Identify every line containing the word "screenshot" and reproduce each one.
━━━━━━━━━━━━━━━━
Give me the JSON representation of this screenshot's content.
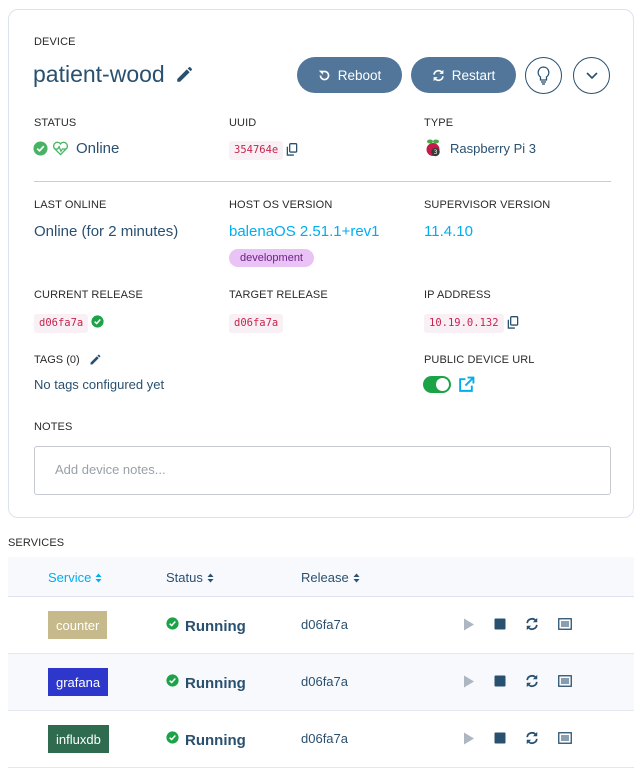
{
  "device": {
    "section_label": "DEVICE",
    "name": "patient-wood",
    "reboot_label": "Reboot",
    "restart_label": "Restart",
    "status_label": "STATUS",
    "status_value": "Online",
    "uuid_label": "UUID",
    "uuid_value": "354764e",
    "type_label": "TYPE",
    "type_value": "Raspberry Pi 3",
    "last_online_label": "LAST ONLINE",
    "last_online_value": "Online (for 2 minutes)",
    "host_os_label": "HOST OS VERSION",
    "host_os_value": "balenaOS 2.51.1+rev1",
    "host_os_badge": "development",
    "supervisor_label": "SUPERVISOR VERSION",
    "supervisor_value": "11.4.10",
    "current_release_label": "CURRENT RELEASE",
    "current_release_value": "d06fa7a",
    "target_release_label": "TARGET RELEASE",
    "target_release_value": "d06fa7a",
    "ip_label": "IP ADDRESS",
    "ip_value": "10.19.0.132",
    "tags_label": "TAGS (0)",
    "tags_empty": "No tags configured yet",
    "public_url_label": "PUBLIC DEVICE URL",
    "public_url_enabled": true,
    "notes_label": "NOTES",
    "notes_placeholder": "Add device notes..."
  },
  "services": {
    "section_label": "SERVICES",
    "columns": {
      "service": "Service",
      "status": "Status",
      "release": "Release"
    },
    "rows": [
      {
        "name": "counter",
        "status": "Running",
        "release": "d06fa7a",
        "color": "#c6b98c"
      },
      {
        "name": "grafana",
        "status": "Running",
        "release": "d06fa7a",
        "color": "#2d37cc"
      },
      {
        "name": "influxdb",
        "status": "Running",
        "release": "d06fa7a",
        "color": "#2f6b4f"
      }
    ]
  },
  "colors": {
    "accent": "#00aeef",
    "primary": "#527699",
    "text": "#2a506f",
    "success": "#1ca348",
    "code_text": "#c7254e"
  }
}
━━━━━━━━━━━━━━━━
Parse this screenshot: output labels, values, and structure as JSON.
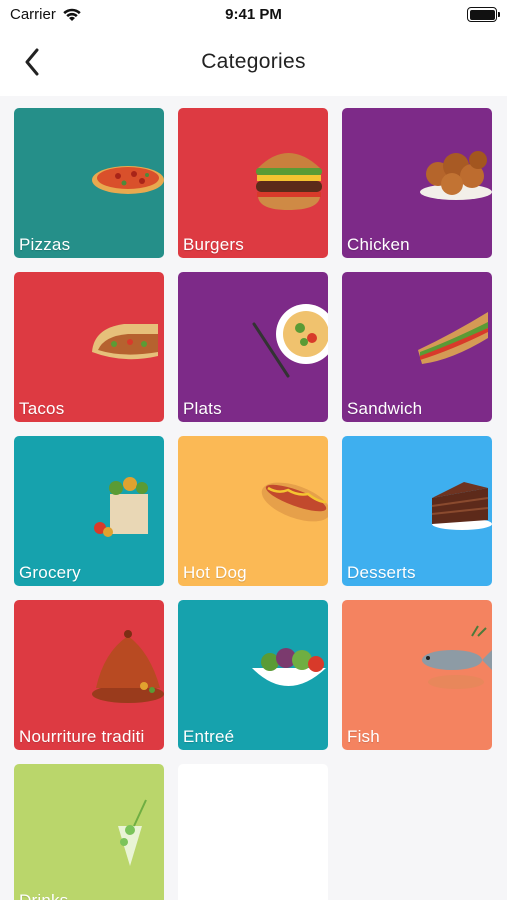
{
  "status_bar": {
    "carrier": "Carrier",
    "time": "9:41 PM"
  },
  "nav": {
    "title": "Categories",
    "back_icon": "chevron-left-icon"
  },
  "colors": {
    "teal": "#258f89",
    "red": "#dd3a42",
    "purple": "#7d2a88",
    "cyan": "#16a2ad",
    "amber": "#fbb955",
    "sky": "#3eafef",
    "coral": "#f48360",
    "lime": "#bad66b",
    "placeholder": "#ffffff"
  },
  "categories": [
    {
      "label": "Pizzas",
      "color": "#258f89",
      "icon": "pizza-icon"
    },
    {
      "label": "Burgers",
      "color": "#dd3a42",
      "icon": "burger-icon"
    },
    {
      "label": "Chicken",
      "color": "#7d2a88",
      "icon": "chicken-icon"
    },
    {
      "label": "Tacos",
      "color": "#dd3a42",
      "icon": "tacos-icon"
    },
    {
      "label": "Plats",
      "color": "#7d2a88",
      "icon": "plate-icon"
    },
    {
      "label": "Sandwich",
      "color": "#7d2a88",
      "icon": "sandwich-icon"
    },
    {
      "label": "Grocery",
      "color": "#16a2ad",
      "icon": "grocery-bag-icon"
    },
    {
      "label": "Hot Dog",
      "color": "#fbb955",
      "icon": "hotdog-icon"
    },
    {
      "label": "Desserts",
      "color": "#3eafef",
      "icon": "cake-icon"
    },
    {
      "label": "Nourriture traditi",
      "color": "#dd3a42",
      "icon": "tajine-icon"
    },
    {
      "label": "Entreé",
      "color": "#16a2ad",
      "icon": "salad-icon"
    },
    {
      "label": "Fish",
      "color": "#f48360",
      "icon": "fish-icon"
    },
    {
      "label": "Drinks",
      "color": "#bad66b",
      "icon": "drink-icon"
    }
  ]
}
━━━━━━━━━━━━━━━━
# REPLY:
Give me the JSON representation of this screenshot's content.
Parse this screenshot: output labels, values, and structure as JSON.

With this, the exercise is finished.